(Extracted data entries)
__________

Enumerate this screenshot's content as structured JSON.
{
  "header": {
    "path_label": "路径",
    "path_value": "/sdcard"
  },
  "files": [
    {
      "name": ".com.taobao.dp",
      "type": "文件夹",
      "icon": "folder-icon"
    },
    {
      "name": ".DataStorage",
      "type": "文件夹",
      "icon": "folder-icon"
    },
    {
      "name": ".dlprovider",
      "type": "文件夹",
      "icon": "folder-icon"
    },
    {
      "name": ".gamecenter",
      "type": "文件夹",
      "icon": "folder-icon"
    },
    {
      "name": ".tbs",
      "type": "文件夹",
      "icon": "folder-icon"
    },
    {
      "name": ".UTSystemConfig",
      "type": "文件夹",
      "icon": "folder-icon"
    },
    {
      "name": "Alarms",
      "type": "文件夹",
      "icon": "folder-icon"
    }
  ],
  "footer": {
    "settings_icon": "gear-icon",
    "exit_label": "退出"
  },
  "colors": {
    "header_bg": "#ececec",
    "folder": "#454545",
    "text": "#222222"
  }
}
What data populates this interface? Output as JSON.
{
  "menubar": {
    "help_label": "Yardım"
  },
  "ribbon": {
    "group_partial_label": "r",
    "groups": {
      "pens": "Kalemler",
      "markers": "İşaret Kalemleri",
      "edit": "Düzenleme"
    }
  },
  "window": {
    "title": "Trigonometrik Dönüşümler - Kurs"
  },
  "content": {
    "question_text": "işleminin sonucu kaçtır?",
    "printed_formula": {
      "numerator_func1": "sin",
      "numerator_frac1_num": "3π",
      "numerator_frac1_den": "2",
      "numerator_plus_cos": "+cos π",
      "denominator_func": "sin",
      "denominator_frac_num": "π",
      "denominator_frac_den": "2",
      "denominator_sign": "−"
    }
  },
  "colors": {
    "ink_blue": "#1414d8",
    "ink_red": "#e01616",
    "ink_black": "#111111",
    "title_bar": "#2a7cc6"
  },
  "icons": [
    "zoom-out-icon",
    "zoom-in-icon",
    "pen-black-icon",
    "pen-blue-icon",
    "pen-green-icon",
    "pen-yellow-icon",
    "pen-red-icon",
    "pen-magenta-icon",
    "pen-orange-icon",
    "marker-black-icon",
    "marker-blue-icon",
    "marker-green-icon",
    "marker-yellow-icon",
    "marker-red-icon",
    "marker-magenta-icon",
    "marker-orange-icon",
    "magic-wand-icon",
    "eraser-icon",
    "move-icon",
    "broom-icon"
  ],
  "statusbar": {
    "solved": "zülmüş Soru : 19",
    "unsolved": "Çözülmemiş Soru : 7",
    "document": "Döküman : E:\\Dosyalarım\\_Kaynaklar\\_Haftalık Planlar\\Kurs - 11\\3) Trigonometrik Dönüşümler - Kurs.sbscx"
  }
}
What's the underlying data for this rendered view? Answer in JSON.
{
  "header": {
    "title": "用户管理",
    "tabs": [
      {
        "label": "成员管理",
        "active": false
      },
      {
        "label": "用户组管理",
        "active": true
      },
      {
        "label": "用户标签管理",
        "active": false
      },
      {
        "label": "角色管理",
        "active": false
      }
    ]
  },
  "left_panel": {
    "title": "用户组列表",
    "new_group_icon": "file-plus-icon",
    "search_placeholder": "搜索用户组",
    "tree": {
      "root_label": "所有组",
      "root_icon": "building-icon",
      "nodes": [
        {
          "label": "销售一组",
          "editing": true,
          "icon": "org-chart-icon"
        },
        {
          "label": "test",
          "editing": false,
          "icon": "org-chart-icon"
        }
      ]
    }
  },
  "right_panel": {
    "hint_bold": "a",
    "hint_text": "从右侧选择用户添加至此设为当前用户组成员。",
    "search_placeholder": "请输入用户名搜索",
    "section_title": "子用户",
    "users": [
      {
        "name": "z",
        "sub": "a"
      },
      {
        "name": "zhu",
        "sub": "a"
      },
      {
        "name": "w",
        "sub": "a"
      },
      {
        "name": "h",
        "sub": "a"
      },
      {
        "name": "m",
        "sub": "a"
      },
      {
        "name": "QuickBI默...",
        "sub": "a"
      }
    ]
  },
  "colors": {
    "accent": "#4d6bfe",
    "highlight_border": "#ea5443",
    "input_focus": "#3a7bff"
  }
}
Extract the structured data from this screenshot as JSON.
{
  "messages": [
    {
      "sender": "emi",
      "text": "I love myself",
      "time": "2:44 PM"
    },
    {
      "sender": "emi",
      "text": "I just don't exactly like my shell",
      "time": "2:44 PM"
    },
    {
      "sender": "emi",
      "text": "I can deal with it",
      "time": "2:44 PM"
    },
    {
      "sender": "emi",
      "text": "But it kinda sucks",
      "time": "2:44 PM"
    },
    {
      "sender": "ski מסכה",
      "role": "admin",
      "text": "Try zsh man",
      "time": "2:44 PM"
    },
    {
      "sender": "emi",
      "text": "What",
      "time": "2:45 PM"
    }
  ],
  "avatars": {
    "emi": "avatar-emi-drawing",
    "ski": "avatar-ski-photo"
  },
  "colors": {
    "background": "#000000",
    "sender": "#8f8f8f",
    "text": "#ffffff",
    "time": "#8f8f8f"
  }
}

__________

▶ _Stated goal_: Establish how many lines of the records contain the string "screenshot" and state that number without elaboration.

▶ _Correct response_: 2